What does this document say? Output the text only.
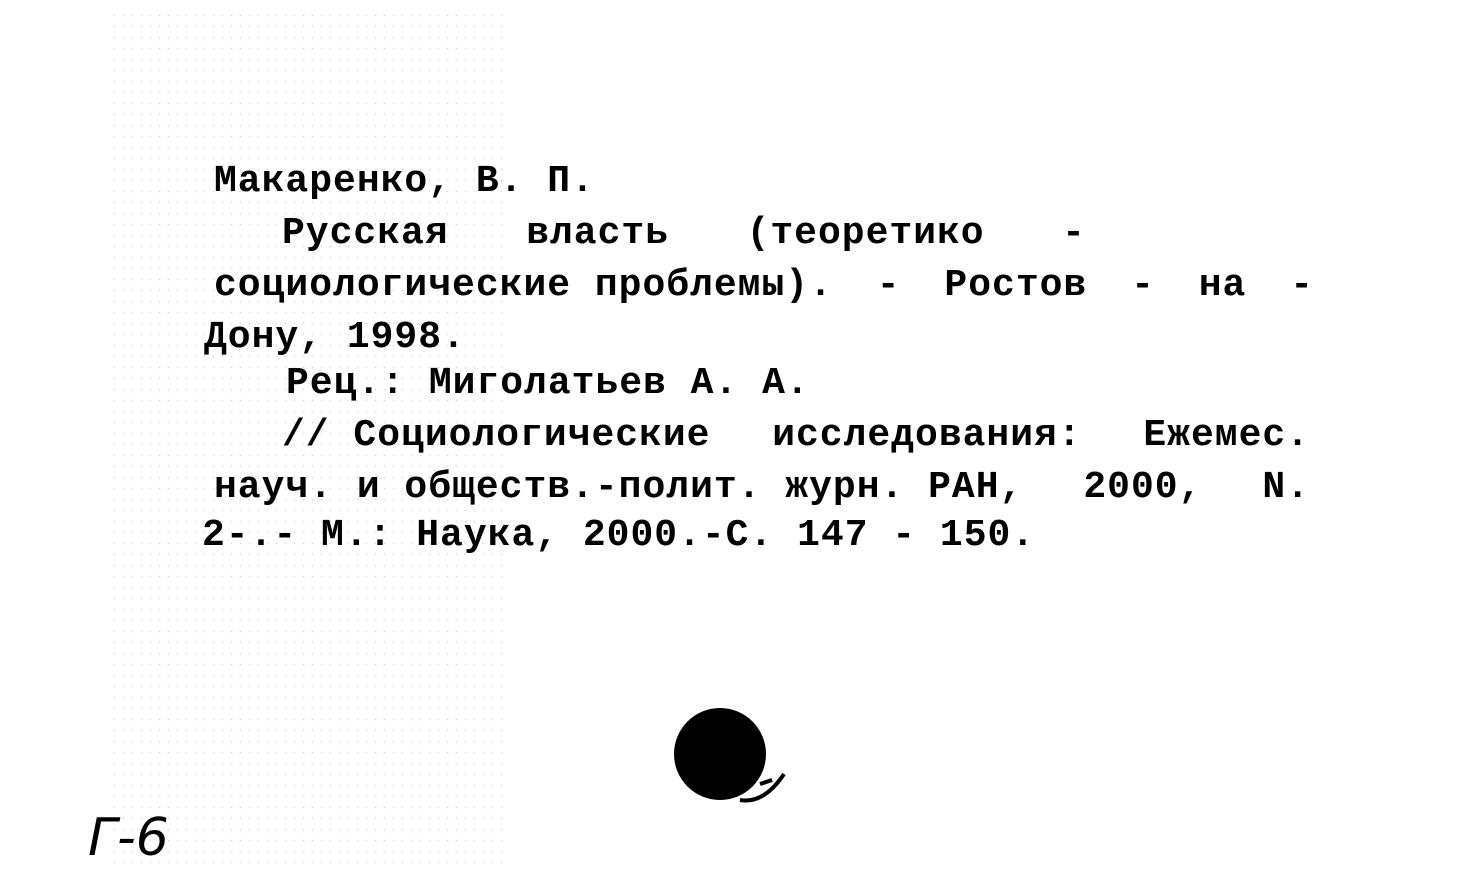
Макаренко, В. П.
Русская власть (теоретико -
социологические проблемы). - Ростов - на -
Дону, 1998.
Рец.: Миголатьев А. А.
// Социологические исследования: Ежемес.
науч. и обществ.-полит. журн. РАН, 2000, N.
2-.- М.: Наука, 2000.-С. 147 - 150.
Г-6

_GIVEN REQUEST_. Strip out the images, then output the records above word for word.

_OUTPUT OF THE EXERCISE_.
What does this document say? Output the text only.
Макаренко, В. П.
Русская власть (теоретико -
социологические проблемы). - Ростов - на -
Дону, 1998.
Рец.: Миголатьев А. А.
// Социологические исследования: Ежемес.
науч. и обществ.-полит. журн. РАН, 2000, N.
2-.- М.: Наука, 2000.-С. 147 - 150.
Г-6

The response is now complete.